**SET PROBLEM**
Return, word for word, every line that follows.

--- Start MATERIAL SUPPLIED ---

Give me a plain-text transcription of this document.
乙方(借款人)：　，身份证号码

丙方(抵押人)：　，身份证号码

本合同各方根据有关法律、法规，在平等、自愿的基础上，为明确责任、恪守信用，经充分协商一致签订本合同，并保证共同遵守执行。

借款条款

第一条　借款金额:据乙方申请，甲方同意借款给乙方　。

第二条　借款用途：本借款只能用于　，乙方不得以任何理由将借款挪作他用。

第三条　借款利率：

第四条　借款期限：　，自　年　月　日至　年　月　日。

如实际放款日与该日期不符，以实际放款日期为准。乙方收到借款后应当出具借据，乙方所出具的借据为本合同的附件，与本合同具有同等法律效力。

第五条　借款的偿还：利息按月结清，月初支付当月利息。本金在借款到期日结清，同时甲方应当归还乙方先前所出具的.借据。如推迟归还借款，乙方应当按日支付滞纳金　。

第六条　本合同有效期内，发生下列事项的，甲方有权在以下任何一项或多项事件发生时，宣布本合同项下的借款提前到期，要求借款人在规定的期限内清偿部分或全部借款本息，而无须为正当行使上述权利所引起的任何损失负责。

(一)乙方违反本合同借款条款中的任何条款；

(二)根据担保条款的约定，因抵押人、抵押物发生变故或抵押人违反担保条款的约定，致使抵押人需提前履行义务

--- End MATERIAL SUPPLIED ---

**EXPECTED ANSWER**
Give me a plain-text transcription of this document.
乙方(借款人)：　，身份证号码

丙方(抵押人)：　，身份证号码

本合同各方根据有关法律、法规，在平等、自愿的基础上，为明确责任、恪守信用，经充分协商一致签订本合同，并保证共同遵守执行。

借款条款

第一条　借款金额:据乙方申请，甲方同意借款给乙方　。

第二条　借款用途：本借款只能用于　，乙方不得以任何理由将借款挪作他用。

第三条　借款利率：

第四条　借款期限：　，自　年　月　日至　年　月　日。

如实际放款日与该日期不符，以实际放款日期为准。乙方收到借款后应当出具借据，乙方所出具的借据为本合同的附件，与本合同具有同等法律效力。

第五条　借款的偿还：利息按月结清，月初支付当月利息。本金在借款到期日结清，同时甲方应当归还乙方先前所出具的.借据。如推迟归还借款，乙方应当按日支付滞纳金　。

第六条　本合同有效期内，发生下列事项的，甲方有权在以下任何一项或多项事件发生时，宣布本合同项下的借款提前到期，要求借款人在规定的期限内清偿部分或全部借款本息，而无须为正当行使上述权利所引起的任何损失负责。

(一)乙方违反本合同借款条款中的任何条款；

(二)根据担保条款的约定，因抵押人、抵押物发生变故或抵押人违反担保条款的约定，致使抵押人需提前履行义务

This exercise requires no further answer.